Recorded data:
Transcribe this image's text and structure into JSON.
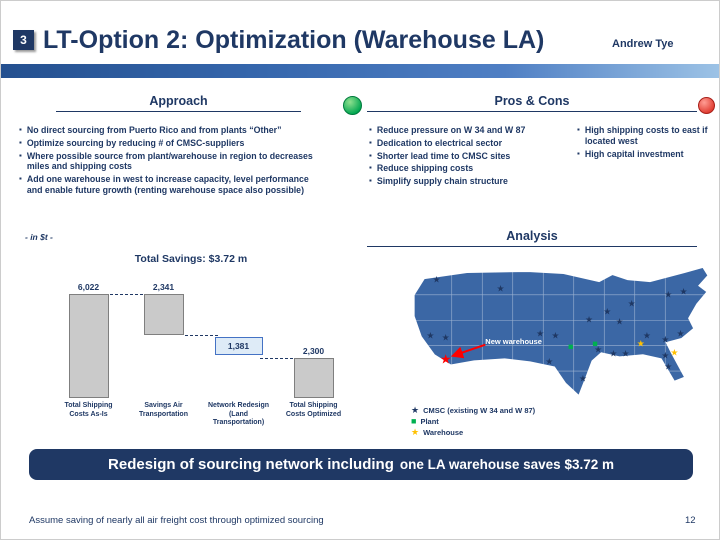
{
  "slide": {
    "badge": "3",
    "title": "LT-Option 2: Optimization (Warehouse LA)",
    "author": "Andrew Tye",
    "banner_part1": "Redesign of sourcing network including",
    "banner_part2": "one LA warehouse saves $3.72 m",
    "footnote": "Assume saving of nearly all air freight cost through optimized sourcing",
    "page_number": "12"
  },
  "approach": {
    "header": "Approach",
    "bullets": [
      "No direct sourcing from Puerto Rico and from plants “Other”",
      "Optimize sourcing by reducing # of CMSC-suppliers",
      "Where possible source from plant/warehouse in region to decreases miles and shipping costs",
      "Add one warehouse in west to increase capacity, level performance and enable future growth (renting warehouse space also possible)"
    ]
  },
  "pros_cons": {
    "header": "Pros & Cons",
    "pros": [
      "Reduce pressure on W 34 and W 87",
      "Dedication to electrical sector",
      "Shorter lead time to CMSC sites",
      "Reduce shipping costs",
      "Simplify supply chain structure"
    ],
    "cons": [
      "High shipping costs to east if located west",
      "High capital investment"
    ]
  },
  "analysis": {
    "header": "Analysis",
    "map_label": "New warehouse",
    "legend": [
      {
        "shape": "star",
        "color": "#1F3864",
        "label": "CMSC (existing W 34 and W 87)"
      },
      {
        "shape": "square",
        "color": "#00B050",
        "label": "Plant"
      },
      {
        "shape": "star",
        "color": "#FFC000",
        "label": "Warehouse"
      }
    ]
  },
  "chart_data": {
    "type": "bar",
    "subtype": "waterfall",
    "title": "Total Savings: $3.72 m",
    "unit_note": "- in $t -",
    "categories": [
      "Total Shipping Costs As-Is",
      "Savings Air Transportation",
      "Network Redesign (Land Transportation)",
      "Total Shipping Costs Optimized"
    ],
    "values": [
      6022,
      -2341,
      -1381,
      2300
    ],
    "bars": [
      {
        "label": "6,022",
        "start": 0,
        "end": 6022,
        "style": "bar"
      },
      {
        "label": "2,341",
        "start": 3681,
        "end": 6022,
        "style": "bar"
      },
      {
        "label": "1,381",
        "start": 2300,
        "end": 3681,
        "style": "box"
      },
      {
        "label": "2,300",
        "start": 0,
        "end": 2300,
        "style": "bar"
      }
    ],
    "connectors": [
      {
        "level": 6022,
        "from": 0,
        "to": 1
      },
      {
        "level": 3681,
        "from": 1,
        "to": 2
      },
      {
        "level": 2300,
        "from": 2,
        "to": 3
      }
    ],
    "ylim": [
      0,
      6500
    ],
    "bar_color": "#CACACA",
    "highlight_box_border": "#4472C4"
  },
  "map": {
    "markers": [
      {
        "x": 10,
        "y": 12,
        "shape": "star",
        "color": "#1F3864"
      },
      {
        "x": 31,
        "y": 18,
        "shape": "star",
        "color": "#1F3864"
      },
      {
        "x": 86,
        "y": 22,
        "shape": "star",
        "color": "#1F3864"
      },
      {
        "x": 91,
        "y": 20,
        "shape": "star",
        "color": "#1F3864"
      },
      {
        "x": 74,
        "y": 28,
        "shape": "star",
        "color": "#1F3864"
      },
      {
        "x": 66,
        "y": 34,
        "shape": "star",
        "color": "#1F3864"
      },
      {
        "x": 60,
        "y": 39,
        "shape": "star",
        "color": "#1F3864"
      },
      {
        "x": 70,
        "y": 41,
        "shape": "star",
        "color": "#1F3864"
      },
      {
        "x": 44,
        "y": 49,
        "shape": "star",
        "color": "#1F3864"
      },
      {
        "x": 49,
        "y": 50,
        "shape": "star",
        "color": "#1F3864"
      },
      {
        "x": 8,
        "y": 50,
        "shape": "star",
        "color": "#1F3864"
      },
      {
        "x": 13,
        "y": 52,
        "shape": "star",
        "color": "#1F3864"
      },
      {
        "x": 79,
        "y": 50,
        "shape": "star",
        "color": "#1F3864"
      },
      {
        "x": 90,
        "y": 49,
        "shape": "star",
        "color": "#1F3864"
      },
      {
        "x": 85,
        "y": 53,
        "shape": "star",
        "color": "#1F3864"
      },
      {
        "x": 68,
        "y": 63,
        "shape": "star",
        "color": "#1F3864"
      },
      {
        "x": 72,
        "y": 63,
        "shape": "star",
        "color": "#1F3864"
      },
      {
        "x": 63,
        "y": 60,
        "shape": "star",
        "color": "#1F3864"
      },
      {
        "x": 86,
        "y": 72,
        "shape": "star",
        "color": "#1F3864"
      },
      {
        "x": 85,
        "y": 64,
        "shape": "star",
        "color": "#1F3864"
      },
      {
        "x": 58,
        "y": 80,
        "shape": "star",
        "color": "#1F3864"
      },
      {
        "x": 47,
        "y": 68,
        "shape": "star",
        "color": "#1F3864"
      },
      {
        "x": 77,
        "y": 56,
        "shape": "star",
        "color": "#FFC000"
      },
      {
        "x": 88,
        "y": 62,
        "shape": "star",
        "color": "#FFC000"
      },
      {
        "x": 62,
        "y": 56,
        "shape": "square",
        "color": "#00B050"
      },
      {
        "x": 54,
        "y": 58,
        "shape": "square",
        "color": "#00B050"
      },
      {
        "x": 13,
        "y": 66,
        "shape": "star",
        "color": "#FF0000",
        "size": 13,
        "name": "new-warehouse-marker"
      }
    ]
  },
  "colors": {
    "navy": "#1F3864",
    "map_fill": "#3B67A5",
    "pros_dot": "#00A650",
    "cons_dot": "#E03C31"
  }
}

◆ Aim of the exercise
Look through the entries and find each line that has the string "start". Copy those lines.

◆ Solution to the problem
        "start": 0,
        "start": 3681,
        "start": 2300,
        "start": 0,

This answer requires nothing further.